═══ EXERCISE DATA
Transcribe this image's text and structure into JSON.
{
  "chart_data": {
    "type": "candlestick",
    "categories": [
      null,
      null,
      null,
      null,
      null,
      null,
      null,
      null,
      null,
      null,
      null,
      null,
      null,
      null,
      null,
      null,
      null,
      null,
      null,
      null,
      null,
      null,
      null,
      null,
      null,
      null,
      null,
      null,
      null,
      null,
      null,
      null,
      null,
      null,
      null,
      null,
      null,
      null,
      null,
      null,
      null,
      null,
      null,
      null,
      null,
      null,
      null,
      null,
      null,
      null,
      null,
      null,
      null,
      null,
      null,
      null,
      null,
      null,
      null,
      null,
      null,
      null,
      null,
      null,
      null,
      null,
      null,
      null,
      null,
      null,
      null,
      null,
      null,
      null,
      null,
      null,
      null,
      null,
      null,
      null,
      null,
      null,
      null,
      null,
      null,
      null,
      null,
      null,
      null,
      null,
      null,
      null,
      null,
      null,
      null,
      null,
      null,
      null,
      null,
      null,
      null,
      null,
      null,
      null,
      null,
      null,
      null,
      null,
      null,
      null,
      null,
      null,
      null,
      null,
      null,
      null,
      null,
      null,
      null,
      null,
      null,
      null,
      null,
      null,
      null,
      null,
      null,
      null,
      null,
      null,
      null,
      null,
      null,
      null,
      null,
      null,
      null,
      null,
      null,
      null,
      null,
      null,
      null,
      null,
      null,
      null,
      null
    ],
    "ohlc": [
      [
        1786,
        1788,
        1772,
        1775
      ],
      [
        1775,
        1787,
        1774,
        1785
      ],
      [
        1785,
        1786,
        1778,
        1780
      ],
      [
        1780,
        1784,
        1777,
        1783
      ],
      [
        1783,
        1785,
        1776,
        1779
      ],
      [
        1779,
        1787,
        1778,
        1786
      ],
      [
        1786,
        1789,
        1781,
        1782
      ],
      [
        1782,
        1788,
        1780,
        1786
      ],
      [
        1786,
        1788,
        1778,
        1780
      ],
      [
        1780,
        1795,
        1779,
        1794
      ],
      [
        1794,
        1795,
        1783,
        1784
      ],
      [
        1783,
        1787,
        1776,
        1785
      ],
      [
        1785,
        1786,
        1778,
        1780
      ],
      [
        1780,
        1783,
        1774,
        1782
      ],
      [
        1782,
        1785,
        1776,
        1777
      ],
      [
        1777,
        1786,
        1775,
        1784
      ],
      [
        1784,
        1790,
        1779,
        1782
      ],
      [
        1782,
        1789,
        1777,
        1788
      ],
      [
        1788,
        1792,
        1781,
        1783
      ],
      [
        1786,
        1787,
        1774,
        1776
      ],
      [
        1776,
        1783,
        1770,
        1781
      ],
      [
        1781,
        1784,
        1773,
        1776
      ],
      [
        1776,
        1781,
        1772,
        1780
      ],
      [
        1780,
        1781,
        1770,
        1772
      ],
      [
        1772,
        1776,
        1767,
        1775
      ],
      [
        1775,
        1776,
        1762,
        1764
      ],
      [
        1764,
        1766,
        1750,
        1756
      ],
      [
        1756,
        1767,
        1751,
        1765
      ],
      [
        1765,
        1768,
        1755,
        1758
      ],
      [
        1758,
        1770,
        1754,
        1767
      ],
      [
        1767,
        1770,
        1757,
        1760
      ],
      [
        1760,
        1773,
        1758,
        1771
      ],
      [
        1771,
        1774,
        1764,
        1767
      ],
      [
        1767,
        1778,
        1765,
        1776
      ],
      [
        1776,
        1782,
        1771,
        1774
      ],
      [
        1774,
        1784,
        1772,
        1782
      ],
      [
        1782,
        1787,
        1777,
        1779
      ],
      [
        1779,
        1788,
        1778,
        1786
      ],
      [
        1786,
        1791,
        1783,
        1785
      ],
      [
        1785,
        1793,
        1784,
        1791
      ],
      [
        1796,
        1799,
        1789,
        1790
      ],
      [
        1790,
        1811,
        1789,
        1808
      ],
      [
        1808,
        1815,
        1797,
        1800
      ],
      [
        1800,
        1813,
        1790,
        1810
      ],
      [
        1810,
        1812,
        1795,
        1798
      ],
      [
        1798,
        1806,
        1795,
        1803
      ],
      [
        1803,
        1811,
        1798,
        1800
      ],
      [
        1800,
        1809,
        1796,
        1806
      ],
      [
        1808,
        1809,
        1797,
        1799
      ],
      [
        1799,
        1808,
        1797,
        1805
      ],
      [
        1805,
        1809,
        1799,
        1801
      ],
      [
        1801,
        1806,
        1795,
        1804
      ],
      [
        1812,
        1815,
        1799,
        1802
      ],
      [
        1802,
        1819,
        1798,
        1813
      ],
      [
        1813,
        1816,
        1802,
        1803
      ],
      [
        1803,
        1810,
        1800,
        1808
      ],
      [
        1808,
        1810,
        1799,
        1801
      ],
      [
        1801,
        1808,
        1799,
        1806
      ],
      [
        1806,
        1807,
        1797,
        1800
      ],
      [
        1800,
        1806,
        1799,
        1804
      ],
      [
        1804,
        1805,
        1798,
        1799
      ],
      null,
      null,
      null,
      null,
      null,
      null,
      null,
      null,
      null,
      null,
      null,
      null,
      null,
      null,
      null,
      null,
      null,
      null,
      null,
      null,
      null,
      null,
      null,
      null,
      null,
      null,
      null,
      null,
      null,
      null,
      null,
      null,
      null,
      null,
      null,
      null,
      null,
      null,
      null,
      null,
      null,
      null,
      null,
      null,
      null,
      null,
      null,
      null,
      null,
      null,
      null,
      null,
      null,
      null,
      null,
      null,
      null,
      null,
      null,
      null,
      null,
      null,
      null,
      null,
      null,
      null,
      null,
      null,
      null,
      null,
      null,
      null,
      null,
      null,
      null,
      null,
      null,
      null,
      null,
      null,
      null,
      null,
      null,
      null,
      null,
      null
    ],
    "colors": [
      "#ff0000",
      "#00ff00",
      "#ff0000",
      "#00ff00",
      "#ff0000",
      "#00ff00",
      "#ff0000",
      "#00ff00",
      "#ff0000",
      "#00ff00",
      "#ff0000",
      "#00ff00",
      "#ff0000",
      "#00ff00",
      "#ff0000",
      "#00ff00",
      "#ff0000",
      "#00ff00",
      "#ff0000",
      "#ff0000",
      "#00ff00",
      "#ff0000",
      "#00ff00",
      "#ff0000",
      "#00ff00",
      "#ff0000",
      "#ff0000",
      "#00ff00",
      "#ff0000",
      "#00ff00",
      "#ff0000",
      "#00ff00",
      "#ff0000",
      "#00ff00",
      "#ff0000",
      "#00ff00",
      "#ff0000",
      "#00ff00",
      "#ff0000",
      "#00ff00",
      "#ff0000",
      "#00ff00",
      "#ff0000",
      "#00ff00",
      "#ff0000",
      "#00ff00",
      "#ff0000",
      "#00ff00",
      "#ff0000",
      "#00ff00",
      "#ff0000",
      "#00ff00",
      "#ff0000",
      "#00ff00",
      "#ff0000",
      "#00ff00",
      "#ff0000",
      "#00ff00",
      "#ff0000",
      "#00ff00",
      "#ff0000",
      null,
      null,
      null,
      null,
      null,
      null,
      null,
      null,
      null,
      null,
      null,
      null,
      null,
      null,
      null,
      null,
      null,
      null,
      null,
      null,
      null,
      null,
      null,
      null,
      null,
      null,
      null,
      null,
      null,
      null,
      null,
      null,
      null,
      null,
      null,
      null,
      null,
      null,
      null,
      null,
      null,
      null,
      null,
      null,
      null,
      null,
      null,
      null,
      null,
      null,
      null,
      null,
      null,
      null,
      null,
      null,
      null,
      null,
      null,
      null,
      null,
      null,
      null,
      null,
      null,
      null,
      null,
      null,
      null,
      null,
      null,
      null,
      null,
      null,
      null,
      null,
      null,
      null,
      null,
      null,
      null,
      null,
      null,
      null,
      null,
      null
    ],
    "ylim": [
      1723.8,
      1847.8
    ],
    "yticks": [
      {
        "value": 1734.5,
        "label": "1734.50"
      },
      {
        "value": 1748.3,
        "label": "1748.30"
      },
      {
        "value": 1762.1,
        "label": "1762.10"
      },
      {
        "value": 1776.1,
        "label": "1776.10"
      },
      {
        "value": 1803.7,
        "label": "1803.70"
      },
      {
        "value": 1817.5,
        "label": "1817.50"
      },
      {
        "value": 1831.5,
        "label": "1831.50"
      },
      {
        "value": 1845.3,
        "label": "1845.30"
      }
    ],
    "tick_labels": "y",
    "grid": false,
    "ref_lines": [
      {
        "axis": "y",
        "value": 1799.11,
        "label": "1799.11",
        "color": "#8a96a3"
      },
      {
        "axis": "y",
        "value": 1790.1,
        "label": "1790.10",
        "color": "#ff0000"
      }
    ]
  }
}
══════
## TASK BRIEF:
Return only the number of lines in the data above that include the word "value".

## RESULT:
10